● **Exercise aim**: Return each line containing "filing".
Start of Material to process
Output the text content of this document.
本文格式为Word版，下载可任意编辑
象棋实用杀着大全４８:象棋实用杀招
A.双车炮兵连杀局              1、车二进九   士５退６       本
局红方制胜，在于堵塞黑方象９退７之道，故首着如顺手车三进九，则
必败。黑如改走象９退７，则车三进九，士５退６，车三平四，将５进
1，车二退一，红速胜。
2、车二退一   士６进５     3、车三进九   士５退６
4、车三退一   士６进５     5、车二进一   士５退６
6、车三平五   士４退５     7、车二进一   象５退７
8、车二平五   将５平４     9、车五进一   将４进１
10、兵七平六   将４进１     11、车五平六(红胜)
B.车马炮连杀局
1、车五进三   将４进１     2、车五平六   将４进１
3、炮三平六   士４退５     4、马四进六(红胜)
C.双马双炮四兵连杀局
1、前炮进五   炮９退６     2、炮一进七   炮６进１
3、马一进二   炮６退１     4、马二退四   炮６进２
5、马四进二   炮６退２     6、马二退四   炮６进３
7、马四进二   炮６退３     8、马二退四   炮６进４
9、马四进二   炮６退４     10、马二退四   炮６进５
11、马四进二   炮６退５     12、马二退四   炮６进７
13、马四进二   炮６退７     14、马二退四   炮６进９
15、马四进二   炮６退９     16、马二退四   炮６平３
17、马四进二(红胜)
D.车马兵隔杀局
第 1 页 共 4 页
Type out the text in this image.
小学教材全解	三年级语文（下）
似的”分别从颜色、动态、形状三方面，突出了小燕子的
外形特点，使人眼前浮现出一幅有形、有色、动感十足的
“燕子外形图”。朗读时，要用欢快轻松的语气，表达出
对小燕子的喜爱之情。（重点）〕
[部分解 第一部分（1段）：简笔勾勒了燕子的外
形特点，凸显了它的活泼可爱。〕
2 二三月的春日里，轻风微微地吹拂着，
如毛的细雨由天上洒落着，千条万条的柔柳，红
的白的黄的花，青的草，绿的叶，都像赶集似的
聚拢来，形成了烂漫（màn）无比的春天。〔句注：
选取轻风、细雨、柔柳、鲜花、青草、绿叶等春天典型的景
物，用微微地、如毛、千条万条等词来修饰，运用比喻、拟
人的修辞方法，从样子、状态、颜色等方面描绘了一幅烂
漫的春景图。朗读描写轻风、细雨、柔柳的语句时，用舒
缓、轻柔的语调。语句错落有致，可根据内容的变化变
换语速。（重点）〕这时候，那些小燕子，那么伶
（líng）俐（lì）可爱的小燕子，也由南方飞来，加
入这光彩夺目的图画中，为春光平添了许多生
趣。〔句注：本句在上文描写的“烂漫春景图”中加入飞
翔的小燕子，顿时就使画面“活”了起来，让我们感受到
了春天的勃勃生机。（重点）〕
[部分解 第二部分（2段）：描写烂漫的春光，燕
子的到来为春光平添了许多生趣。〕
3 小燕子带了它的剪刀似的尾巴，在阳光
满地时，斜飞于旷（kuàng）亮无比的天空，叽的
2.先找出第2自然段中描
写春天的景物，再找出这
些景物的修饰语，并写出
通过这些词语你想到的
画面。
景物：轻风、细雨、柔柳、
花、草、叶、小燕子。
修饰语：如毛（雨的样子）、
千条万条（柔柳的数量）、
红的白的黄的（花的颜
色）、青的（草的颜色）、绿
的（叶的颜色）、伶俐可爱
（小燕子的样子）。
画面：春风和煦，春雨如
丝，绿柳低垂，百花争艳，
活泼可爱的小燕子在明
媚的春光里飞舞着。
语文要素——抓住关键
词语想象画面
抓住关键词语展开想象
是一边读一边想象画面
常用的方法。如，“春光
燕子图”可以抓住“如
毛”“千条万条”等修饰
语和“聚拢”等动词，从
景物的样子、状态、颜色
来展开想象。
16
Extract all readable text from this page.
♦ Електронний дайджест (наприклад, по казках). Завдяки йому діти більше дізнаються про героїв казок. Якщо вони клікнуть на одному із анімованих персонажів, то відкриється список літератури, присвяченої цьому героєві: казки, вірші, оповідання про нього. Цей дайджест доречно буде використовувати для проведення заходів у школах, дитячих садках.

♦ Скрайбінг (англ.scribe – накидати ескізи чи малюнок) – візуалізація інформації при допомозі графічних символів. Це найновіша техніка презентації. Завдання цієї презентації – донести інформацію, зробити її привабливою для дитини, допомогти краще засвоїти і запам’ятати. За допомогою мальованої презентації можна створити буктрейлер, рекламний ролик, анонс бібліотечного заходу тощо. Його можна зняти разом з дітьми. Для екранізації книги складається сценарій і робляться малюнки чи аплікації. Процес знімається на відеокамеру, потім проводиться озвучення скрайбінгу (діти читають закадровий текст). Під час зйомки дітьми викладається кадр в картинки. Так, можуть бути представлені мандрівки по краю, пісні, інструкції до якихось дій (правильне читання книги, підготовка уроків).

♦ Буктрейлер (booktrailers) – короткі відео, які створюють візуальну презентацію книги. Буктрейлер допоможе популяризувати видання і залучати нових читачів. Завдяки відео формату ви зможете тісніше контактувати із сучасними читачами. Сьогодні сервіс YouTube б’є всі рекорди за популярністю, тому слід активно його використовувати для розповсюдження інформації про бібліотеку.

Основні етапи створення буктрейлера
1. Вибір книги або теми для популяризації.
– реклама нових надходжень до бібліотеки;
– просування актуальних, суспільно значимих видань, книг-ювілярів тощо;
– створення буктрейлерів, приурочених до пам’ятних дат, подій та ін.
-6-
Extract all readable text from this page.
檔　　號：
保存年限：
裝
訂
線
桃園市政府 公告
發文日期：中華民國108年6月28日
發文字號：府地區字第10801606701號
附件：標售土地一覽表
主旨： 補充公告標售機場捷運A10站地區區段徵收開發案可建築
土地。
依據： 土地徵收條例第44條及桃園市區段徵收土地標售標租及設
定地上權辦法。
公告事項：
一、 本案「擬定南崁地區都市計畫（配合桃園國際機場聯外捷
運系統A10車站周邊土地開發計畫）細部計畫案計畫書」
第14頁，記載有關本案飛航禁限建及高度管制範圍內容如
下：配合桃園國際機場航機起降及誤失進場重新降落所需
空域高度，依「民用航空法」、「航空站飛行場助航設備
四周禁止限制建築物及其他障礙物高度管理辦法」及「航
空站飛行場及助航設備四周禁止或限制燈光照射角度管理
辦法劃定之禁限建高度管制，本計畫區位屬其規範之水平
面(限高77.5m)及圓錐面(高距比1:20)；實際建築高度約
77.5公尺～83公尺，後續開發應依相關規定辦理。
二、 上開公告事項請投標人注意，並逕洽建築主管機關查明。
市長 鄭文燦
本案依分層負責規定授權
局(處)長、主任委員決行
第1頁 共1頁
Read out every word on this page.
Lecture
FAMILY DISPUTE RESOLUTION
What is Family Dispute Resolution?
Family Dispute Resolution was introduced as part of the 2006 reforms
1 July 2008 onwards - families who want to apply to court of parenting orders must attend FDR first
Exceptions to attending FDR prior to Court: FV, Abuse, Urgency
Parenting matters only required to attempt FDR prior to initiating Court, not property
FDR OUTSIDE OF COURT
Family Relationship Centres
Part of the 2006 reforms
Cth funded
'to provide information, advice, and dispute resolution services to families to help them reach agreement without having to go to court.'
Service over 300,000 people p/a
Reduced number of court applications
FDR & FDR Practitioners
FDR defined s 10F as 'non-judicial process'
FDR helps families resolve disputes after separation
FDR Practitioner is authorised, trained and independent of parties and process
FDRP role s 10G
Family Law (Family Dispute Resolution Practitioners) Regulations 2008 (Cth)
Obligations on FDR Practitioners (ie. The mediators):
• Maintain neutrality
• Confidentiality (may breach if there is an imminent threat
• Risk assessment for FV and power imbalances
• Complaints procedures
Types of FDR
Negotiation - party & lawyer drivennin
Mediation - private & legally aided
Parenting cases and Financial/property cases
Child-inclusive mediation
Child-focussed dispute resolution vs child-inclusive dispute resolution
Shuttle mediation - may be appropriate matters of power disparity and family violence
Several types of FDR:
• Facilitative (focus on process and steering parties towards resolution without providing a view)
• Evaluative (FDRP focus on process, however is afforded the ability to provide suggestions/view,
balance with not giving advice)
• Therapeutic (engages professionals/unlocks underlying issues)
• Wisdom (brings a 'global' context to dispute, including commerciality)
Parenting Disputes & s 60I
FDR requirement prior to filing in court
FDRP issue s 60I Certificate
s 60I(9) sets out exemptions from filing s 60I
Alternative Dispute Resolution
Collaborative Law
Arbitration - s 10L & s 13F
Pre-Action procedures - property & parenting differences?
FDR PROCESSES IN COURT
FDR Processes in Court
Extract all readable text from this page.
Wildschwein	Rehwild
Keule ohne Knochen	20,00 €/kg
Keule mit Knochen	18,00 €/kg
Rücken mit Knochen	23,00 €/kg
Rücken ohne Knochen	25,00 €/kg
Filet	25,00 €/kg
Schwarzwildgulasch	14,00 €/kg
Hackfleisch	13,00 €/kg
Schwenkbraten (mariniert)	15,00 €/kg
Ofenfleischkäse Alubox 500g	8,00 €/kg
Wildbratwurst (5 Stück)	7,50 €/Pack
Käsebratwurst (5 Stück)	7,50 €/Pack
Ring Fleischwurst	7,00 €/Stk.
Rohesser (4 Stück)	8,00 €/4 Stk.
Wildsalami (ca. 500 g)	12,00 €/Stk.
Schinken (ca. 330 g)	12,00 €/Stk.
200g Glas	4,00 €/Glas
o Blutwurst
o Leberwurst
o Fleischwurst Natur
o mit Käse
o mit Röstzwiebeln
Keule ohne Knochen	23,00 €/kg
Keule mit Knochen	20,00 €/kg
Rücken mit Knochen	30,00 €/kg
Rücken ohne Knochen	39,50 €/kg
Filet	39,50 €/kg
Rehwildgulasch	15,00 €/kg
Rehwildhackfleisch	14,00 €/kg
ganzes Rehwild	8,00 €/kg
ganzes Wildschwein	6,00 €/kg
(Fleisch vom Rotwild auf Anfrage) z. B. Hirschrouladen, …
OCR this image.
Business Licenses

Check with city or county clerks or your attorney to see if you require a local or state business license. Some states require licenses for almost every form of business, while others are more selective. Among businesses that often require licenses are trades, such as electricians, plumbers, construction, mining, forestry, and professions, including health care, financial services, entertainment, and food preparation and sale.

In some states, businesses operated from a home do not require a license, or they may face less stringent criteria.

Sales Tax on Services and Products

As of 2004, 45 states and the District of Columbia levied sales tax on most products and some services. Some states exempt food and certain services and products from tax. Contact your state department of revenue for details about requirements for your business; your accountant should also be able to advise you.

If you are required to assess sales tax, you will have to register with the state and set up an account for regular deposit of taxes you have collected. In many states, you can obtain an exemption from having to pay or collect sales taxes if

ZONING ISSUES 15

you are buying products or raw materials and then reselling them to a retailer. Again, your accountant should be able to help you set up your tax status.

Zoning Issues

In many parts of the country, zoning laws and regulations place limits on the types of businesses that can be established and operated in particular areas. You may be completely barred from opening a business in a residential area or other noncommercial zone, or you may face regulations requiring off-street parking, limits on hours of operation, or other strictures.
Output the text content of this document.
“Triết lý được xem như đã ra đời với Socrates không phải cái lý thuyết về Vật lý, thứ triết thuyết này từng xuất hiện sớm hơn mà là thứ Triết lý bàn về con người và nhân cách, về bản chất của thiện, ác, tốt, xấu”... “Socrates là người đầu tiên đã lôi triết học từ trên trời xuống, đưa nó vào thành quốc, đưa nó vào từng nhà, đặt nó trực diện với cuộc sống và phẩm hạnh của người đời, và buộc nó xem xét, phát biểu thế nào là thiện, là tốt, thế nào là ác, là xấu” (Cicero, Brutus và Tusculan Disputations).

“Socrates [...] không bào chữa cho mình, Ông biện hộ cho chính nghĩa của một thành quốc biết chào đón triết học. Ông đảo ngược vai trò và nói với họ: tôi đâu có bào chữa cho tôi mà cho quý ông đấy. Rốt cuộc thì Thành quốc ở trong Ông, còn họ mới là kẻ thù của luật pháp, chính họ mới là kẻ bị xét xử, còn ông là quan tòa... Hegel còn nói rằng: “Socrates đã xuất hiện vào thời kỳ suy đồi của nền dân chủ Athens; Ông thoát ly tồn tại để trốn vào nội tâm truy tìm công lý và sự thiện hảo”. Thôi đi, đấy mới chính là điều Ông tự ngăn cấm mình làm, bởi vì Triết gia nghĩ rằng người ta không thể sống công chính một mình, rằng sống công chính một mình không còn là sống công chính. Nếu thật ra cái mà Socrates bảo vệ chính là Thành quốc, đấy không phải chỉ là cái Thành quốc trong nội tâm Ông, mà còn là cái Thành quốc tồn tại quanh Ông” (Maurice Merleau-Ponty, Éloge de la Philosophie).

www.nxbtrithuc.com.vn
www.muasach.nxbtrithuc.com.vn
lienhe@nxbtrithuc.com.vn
End of Material to process
● **Written answer**:
FDR requirement prior to filing in court
s 60I(9) sets out exemptions from filing s 60I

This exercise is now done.